Exercise details:
Scan the data for lines with "screenshot" and report the count by itself.
[start Given data]
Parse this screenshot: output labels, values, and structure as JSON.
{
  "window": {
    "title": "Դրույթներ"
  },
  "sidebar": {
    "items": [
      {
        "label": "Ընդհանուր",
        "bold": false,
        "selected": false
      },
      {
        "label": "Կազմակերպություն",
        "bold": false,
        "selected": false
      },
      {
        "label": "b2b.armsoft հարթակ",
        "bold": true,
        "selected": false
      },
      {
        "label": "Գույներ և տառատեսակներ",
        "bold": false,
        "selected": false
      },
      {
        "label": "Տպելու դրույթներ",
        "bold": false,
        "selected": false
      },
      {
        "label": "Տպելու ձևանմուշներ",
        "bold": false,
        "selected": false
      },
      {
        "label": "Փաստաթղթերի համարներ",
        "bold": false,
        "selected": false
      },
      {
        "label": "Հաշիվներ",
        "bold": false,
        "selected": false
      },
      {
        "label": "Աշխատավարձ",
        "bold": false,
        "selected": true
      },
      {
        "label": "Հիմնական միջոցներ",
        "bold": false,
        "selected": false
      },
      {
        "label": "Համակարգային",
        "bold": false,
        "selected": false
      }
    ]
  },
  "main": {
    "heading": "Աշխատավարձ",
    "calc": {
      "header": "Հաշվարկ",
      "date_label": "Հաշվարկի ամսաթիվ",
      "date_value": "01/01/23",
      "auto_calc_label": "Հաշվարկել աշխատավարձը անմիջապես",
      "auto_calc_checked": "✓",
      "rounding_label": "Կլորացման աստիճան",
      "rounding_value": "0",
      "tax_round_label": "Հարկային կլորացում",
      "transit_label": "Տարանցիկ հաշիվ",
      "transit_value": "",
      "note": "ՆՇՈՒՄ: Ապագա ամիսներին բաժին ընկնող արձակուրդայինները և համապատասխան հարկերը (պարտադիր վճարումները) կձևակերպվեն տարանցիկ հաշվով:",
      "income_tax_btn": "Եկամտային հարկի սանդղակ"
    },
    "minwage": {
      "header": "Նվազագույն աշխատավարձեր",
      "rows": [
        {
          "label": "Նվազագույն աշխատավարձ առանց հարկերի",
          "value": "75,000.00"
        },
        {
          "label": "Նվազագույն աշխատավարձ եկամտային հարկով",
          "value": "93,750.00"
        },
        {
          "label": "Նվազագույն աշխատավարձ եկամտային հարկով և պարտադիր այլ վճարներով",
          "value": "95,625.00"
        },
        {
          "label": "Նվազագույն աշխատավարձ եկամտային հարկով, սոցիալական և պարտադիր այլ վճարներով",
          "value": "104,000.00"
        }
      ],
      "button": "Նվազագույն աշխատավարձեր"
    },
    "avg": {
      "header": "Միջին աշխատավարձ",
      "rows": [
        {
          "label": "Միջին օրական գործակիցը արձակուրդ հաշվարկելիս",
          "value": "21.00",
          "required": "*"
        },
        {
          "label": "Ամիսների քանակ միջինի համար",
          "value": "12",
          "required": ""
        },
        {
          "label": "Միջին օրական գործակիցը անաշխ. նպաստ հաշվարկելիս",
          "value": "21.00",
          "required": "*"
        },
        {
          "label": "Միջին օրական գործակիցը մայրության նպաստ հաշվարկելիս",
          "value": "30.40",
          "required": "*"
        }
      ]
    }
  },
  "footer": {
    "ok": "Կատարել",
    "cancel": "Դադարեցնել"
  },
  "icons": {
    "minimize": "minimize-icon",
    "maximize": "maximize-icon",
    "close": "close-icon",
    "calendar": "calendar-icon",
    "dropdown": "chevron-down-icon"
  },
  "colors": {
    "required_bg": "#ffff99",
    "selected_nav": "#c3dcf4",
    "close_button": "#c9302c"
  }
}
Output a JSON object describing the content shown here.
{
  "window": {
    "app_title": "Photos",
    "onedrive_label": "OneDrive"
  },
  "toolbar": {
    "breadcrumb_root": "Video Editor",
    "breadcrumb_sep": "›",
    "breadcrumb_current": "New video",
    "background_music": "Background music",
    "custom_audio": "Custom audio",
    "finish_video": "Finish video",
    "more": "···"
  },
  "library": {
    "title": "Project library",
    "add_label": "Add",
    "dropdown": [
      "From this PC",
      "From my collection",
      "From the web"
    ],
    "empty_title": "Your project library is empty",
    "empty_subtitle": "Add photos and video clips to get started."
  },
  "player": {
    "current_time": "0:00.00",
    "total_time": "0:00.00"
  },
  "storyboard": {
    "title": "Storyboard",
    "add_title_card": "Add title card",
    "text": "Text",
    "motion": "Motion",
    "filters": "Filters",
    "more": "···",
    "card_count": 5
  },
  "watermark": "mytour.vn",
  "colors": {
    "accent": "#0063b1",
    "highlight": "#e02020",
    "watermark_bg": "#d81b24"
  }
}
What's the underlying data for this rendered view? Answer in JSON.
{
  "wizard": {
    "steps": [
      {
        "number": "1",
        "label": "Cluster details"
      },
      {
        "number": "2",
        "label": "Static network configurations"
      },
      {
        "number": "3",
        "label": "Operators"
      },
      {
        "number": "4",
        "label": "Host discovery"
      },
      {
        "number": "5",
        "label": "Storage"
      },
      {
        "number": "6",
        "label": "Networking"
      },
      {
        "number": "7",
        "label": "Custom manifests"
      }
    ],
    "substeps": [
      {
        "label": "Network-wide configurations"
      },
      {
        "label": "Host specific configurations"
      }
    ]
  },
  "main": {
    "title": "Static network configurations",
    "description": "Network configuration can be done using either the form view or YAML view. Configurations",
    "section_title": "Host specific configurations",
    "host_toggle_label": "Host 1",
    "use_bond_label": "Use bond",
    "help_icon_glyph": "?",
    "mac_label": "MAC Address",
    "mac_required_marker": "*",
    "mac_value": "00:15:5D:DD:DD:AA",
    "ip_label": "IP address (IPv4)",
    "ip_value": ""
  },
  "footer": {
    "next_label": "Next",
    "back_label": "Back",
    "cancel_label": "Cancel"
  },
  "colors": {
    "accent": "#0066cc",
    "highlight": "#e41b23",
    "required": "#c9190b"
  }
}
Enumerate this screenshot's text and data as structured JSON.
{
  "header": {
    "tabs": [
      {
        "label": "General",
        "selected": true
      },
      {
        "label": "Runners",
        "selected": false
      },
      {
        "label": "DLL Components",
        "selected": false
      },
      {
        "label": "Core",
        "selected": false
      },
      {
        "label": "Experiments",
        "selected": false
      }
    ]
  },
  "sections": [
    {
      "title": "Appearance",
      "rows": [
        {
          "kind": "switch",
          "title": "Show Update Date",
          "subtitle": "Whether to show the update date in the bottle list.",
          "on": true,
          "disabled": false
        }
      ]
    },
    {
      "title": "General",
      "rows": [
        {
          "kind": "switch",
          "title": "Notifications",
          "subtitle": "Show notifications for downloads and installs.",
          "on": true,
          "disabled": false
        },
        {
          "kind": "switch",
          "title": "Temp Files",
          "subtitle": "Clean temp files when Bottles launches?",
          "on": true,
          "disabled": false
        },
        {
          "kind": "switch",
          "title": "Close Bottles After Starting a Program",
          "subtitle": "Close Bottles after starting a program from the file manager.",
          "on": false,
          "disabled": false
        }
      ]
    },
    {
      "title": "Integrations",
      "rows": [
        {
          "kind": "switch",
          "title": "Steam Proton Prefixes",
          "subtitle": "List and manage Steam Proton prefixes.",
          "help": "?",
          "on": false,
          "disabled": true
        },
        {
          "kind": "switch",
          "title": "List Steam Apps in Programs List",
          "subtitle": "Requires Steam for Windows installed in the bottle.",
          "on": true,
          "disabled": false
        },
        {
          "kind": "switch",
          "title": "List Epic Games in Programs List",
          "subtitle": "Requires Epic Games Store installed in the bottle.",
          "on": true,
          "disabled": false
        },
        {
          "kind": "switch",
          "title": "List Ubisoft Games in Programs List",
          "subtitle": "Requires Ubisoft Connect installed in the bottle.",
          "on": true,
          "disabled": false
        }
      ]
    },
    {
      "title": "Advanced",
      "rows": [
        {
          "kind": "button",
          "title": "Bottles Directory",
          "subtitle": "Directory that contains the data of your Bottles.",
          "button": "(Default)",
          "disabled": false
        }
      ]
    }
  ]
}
[end Given data]
Result:
2